**Exercise aim**
Provide every non-blank line of the records below as a JSON list of strings, with one string per line.

(Element location data)
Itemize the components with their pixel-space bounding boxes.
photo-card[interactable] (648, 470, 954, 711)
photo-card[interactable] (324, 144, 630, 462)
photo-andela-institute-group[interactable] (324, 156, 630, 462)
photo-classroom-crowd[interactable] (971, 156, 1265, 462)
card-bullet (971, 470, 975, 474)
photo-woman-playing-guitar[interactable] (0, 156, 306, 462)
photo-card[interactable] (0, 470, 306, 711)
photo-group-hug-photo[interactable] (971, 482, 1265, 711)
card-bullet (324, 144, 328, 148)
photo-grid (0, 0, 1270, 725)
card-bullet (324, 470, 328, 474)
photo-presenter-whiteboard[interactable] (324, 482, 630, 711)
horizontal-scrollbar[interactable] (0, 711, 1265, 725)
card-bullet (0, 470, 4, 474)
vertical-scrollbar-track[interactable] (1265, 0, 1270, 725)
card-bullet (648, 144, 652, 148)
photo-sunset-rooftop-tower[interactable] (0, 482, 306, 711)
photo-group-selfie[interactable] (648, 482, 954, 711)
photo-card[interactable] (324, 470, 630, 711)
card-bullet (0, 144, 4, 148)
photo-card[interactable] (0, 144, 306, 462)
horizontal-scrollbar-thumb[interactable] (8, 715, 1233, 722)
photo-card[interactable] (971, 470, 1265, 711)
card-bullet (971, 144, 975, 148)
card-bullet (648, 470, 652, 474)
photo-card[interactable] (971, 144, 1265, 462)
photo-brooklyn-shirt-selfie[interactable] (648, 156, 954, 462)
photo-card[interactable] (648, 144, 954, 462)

**Written response**
[
  "Itemize the components with their pixel-space bounding boxes.",
  "photo-card[interactable] (648, 470, 954, 711)",
  "photo-card[interactable] (324, 144, 630, 462)",
  "photo-andela-institute-group[interactable] (324, 156, 630, 462)",
  "photo-classroom-crowd[interactable] (971, 156, 1265, 462)",
  "card-bullet (971, 470, 975, 474)",
  "photo-woman-playing-guitar[interactable] (0, 156, 306, 462)",
  "photo-card[interactable] (0, 470, 306, 711)",
  "photo-group-hug-photo[interactable] (971, 482, 1265, 711)",
  "card-bullet (324, 144, 328, 148)",
  "photo-grid (0, 0, 1270, 725)",
  "card-bullet (324, 470, 328, 474)",
  "photo-presenter-whiteboard[interactable] (324, 482, 630, 711)",
  "horizontal-scrollbar[interactable] (0, 711, 1265, 725)",
  "card-bullet (0, 470, 4, 474)",
  "vertical-scrollbar-track[interactable] (1265, 0, 1270, 725)",
  "card-bullet (648, 144, 652, 148)",
  "photo-sunset-rooftop-tower[interactable] (0, 482, 306, 711)",
  "photo-group-selfie[interactable] (648, 482, 954, 711)",
  "photo-card[interactable] (324, 470, 630, 711)",
  "card-bullet (0, 144, 4, 148)",
  "photo-card[interactable] (0, 144, 306, 462)",
  "horizontal-scrollbar-thumb[interactable] (8, 715, 1233, 722)",
  "photo-card[interactable] (971, 470, 1265, 711)",
  "card-bullet (971, 144, 975, 148)",
  "card-bullet (648, 470, 652, 474)",
  "photo-card[interactable] (971, 144, 1265, 462)",
  "photo-brooklyn-shirt-selfie[interactable] (648, 156, 954, 462)",
  "photo-card[interactable] (648, 144, 954, 462)"
]